> **EXERCISE BRIEF**
Using the excerpt on transmission-reception circuits below, explain what the reception circuit's two input terminals are connected to and what that circuit is adapted to supply on its output terminal.

===== SOURCE EXCERPT =====

According to one embodiment, each transmission-reception circuit comprises, between a first connection node of the circuit to the first power conductor and a second connection node of the circuit to the second power conductor, a branch comprising a switch in series with a first resistance, and, in parallel with this branch, a second resistance.

According to one embodiment, each transmission-reception circuit comprises, between the first node and an intermediate node, a decoupling capacitor, the branch and the second resistor being connected between the intermediate node and the second node.

According to one embodiment, each transmission-reception circuit comprises a reception circuit comprising two input terminals connected to the terminals of the second resistor, this reception circuit being adapted to supply, on an output terminal, a binary signal representative of the amplitude level of an AC signal across the second resistor.

According to one embodiment, the generator is connected to the power conductors via a decoupling capacitor.

According to one embodiment, the generator is adapted to apply to the power conductors a periodic signal of frequency such that the wavelength of the periodic signal is greater than eight times the maximum length of said pair of power conductors.

===== RAW DATA =====

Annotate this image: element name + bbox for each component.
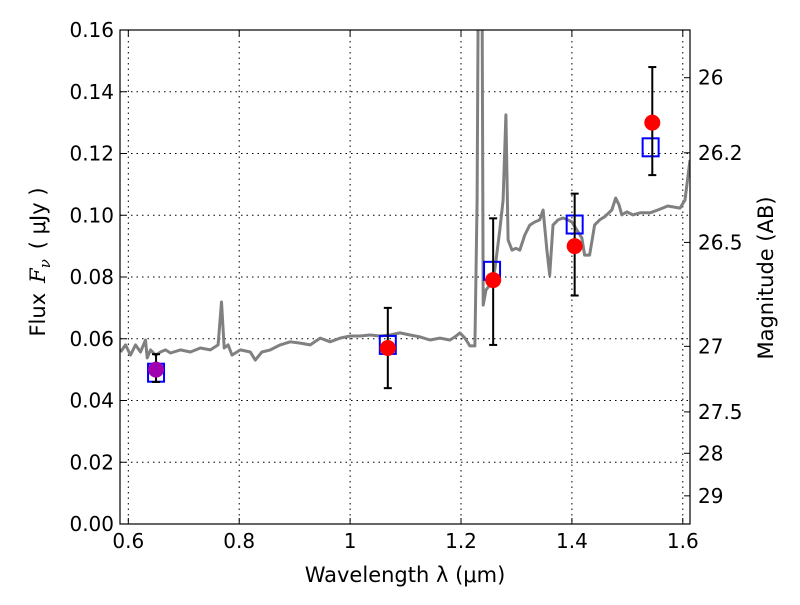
y-axis-label: FluxFν( μJy ) xyxy=(26,187,54,336)
x-tick-label: 1 xyxy=(344,529,357,553)
y2-tick-label: 26 xyxy=(698,66,723,90)
x-tick-label: 1.2 xyxy=(445,529,477,553)
x-axis-label: Wavelength λ (μm) xyxy=(305,563,506,587)
y-tick-label: 0.14 xyxy=(69,80,114,104)
y-tick-label: 0.12 xyxy=(69,142,114,166)
x-tick-label: 1.4 xyxy=(556,529,588,553)
y2-tick-label: 26.5 xyxy=(698,230,743,254)
y2-tick-label: 29 xyxy=(698,484,723,508)
model-square-marker xyxy=(641,137,660,158)
axes: 0.6 0.8 1 1.2 1.4 1.6 0.00 0.02 0.04 0.06 0.08 0.10… xyxy=(69,18,742,553)
y-tick-label: 0.00 xyxy=(69,512,114,536)
spectrum-line xyxy=(120,30,690,362)
observed-point xyxy=(566,238,583,255)
points-layer xyxy=(147,66,661,390)
x-tick-label: 0.6 xyxy=(112,529,144,553)
observed-point xyxy=(644,114,661,131)
observed-point xyxy=(485,272,502,289)
y2-tick-label: 26.2 xyxy=(698,141,743,165)
grid xyxy=(120,29,690,525)
y2-tick-label: 27.5 xyxy=(698,400,743,424)
observed-point xyxy=(148,361,165,378)
y-tick-label: 0.02 xyxy=(69,450,114,474)
y2-tick-label: 28 xyxy=(698,441,723,465)
spectrum-layer xyxy=(120,30,690,362)
x-tick-label: 1.6 xyxy=(667,529,699,553)
y2-axis-label: Magnitude (AB) xyxy=(754,196,778,359)
y-tick-label: 0.04 xyxy=(69,389,114,413)
y2-tick-label: 27 xyxy=(698,334,723,358)
x-tick-label: 0.8 xyxy=(223,529,255,553)
y-tick-label: 0.16 xyxy=(69,18,114,42)
y-tick-label: 0.08 xyxy=(69,265,114,289)
observed-point xyxy=(379,340,396,357)
y-tick-label: 0.10 xyxy=(69,203,114,227)
y-tick-label: 0.06 xyxy=(69,327,114,351)
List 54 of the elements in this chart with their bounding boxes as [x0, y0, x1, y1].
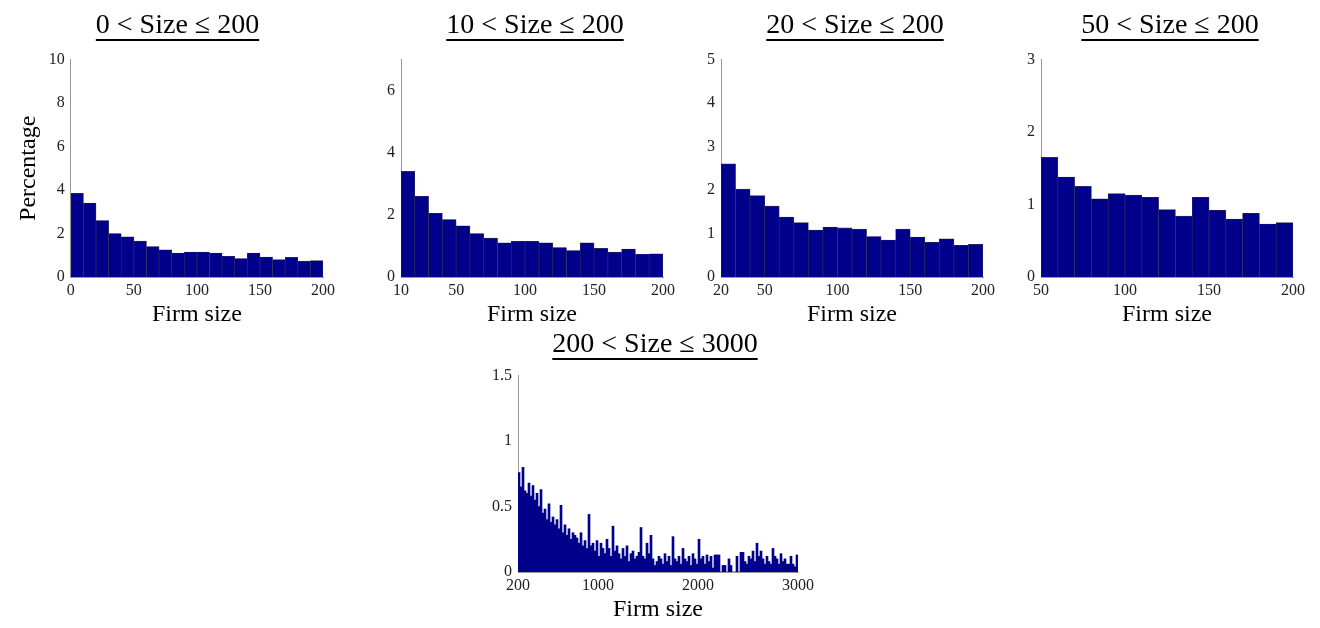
x-axis-title: Firm size — [487, 299, 577, 326]
y-tick-label: 4 — [387, 142, 395, 160]
y-tick-label: 2 — [387, 205, 395, 223]
x-tick-label: 200 — [1281, 280, 1305, 298]
chart-title: 200 < Size ≤ 3000 — [552, 327, 758, 359]
x-tick-label: 200 — [311, 280, 335, 298]
y-tick-label: 0 — [56, 267, 65, 285]
x-tick-label: 100 — [513, 280, 538, 298]
y-tick-label: 0 — [707, 267, 715, 285]
y-tick-label: 0 — [1027, 267, 1035, 285]
x-tick-label: 50 — [448, 280, 465, 298]
x-tick-label: 2000 — [682, 575, 714, 593]
y-tick-label: 4 — [56, 180, 65, 198]
chart-title: 50 < Size ≤ 200 — [1081, 8, 1259, 40]
x-tick-label: 150 — [582, 280, 607, 298]
x-axis-title: Firm size — [1122, 299, 1212, 326]
x-tick-label: 150 — [898, 280, 923, 298]
y-tick-label: 1.5 — [492, 365, 512, 383]
x-axis-title: Firm size — [613, 594, 703, 621]
y-tick-label: 10 — [48, 49, 65, 67]
x-tick-label: 100 — [184, 280, 209, 298]
y-tick-label: 4 — [707, 93, 715, 111]
x-tick-label: 50 — [1033, 280, 1049, 298]
y-tick-label: 3 — [707, 136, 715, 154]
y-tick-label: 2 — [56, 223, 65, 241]
x-tick-label: 150 — [1197, 280, 1221, 298]
x-tick-label: 1000 — [582, 575, 614, 593]
x-tick-label: 150 — [247, 280, 272, 298]
chart-title: 10 < Size ≤ 200 — [446, 8, 624, 40]
y-tick-label: 1 — [707, 223, 715, 241]
x-tick-label: 100 — [825, 280, 850, 298]
y-tick-label: 0 — [387, 267, 395, 285]
y-tick-label: 1 — [1027, 194, 1035, 212]
x-tick-label: 3000 — [782, 575, 814, 593]
chart-title: 20 < Size ≤ 200 — [766, 8, 944, 40]
y-tick-label: 2 — [1027, 122, 1035, 140]
x-axis-title: Firm size — [807, 299, 897, 326]
y-tick-label: 3 — [1027, 49, 1035, 67]
y-axis-title: Percentage — [13, 115, 40, 221]
x-tick-label: 20 — [713, 280, 729, 298]
x-tick-label: 200 — [651, 280, 675, 298]
y-tick-label: 8 — [56, 93, 65, 111]
x-axis-title: Firm size — [151, 299, 242, 326]
y-tick-label: 6 — [56, 136, 65, 154]
x-tick-label: 50 — [125, 280, 142, 298]
y-tick-label: 1 — [504, 431, 512, 449]
x-tick-label: 200 — [971, 280, 995, 298]
y-tick-label: 5 — [707, 49, 715, 67]
x-tick-label: 50 — [756, 280, 773, 298]
y-tick-label: 0.5 — [492, 496, 512, 514]
chart-title: 0 < Size ≤ 200 — [95, 8, 260, 40]
x-tick-label: 100 — [1113, 280, 1137, 298]
y-tick-label: 6 — [387, 80, 395, 98]
y-tick-label: 2 — [707, 180, 715, 198]
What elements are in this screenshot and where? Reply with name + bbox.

=====

> **COMPLETED EXERCISE**
The reception circuit's two input terminals are connected to the terminals of the second resistor. The circuit is adapted to supply, on an output terminal, a binary signal representative of the amplitude level of an AC signal across that second resistor.